-- Exercise aim --
Which lines hold the word "true"? Copy each one.

···

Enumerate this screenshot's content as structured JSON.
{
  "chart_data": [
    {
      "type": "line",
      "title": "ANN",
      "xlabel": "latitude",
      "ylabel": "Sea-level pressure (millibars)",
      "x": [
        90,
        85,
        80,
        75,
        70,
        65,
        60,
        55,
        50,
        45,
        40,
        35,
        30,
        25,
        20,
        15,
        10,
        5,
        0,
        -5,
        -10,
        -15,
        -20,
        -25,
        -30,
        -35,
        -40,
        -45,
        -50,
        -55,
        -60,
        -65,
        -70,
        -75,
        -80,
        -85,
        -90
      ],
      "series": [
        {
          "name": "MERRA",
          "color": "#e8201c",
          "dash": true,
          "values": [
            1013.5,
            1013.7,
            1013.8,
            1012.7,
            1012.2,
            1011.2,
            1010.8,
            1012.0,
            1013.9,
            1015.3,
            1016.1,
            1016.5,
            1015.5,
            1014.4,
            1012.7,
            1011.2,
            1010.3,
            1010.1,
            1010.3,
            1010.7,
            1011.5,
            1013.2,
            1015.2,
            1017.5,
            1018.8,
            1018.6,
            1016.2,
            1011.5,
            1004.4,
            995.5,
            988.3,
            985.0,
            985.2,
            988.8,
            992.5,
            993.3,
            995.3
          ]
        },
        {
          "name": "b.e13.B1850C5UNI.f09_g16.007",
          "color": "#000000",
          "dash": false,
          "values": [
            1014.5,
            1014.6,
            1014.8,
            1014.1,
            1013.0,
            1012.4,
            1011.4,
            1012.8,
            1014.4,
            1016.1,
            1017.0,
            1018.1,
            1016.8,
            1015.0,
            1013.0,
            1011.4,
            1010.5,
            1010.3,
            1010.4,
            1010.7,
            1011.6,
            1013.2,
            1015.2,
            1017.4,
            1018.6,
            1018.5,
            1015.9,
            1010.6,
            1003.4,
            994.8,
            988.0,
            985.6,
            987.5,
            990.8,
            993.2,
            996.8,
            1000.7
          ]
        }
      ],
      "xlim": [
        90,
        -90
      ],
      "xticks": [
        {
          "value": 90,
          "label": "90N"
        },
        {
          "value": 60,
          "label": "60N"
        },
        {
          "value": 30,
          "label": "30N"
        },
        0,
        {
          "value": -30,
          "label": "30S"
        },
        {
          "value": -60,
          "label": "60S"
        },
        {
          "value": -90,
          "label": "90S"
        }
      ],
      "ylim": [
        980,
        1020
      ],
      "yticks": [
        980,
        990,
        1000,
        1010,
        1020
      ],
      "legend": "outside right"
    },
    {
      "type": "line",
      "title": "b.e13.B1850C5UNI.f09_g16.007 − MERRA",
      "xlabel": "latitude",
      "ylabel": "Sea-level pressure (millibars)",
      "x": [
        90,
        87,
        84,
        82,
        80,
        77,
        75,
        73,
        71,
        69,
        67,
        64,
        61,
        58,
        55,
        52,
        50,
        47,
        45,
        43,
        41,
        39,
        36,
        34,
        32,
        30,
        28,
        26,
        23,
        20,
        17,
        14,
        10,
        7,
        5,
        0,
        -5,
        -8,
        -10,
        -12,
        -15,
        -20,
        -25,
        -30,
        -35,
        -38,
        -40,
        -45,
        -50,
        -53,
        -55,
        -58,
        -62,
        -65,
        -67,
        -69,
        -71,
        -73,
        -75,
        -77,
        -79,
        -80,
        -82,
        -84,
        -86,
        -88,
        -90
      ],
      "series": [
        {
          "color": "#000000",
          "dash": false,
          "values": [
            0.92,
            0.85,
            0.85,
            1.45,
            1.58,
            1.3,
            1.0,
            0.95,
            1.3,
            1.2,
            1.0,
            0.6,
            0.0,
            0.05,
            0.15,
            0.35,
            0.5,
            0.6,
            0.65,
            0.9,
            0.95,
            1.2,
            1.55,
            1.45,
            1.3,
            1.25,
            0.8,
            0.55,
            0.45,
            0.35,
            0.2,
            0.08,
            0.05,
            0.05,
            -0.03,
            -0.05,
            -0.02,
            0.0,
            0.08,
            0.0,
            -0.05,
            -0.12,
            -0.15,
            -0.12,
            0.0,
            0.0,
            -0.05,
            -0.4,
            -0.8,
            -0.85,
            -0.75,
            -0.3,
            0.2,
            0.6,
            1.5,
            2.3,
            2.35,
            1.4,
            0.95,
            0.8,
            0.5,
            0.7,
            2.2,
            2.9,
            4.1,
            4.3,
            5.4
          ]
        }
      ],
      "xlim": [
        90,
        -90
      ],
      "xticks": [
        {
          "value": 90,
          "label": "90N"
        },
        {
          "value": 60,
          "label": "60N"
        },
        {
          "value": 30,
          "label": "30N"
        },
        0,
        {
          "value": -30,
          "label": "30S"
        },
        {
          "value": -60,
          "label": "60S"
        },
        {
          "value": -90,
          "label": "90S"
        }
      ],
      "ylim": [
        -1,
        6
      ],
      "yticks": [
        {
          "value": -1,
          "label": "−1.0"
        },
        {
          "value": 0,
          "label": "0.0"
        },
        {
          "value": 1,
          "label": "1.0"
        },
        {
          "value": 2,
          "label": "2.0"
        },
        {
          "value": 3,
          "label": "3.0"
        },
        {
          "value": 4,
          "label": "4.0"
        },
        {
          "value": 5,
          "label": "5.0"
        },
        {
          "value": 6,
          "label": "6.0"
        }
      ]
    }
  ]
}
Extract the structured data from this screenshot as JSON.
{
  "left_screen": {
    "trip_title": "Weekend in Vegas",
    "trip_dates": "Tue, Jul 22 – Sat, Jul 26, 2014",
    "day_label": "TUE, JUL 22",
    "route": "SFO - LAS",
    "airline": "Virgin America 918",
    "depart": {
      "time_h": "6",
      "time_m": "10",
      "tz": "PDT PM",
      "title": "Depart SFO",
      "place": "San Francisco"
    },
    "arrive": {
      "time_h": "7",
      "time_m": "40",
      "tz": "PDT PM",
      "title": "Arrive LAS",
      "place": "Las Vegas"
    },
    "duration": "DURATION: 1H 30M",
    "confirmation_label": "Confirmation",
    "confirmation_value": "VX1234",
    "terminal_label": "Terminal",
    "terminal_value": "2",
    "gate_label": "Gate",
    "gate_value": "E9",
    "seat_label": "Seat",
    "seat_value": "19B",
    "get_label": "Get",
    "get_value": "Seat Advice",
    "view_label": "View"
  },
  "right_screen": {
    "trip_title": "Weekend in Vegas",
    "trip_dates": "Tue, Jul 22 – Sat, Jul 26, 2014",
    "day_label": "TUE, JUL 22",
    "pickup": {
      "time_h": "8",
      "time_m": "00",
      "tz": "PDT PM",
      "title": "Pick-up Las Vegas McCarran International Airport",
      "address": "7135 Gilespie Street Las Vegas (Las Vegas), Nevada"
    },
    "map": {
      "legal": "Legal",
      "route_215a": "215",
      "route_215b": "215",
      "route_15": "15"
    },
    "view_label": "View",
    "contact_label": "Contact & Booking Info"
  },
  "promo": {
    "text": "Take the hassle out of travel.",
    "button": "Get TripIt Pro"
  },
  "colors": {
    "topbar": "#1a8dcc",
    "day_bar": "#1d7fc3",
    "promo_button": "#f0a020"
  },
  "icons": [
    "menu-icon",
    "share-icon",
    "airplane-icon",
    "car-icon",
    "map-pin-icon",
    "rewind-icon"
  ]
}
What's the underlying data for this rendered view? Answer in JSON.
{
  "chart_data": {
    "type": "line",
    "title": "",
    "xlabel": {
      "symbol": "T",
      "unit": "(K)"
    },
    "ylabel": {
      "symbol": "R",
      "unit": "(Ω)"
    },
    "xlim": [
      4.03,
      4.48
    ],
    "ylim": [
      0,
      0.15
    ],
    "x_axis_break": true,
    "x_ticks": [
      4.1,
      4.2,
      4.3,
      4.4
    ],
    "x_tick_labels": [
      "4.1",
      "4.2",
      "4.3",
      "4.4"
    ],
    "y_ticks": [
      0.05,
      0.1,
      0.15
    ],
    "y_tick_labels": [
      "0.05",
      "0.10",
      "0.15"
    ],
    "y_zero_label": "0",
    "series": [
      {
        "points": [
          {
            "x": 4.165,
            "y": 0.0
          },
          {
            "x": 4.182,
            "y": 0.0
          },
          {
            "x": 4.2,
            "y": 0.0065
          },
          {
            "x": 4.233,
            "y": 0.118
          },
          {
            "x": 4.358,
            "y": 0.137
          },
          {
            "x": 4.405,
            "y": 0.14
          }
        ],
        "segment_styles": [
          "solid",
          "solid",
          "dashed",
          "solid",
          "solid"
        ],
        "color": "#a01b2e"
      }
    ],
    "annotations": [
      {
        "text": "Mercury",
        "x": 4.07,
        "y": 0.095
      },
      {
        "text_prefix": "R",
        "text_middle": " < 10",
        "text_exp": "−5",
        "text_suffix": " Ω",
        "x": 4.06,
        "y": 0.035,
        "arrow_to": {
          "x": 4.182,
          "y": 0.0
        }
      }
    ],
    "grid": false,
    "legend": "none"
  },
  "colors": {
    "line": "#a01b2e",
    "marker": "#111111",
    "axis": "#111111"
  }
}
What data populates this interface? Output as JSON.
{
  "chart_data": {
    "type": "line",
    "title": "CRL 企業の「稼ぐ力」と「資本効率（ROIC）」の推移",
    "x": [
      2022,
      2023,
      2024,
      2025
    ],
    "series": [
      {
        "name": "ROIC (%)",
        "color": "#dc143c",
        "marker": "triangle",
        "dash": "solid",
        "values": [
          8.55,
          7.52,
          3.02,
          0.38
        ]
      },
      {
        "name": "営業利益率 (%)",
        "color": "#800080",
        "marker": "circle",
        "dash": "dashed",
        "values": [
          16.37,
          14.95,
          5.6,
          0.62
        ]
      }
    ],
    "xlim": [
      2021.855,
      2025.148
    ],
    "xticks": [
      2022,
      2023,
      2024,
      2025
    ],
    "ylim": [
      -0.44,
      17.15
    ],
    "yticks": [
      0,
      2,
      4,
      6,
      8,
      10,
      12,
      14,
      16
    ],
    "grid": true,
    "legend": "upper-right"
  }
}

···

-- Exercise result --
          "dash": true,
    "x_axis_break": true,
    "grid": true,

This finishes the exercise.